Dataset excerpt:
++++

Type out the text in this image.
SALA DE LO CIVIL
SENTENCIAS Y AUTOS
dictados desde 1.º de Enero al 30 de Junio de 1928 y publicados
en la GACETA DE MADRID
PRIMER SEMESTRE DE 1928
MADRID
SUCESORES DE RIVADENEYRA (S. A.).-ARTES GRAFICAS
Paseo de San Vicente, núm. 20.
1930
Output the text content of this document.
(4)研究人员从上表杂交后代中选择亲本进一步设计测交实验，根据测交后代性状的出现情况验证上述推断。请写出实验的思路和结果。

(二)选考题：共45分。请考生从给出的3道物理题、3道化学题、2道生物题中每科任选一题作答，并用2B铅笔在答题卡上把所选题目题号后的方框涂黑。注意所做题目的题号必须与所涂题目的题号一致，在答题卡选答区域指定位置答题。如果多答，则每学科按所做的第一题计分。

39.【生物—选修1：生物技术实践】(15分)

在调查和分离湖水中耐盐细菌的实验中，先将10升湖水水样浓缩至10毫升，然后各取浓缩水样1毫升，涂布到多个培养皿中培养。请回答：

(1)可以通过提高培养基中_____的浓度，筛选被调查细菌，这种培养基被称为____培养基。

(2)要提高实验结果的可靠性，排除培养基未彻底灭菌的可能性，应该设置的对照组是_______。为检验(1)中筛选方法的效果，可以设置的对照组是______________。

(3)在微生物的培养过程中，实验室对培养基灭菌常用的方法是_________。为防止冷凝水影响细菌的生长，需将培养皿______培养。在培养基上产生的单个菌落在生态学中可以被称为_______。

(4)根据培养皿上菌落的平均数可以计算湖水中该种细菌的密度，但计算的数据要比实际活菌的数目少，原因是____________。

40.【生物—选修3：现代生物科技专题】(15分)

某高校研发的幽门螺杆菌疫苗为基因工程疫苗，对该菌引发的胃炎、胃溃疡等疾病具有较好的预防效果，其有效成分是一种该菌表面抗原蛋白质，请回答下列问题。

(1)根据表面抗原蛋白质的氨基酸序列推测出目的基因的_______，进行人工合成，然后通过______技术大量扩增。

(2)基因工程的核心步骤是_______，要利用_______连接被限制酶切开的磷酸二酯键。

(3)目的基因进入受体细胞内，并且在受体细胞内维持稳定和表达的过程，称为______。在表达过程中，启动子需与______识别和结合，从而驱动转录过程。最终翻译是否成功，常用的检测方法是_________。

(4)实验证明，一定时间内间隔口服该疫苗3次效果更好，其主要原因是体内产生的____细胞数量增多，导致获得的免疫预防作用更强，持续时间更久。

++++

■ Exercise description
How many lines of the records contain the string "this"? Respond with the number alone.

■ Task solution
2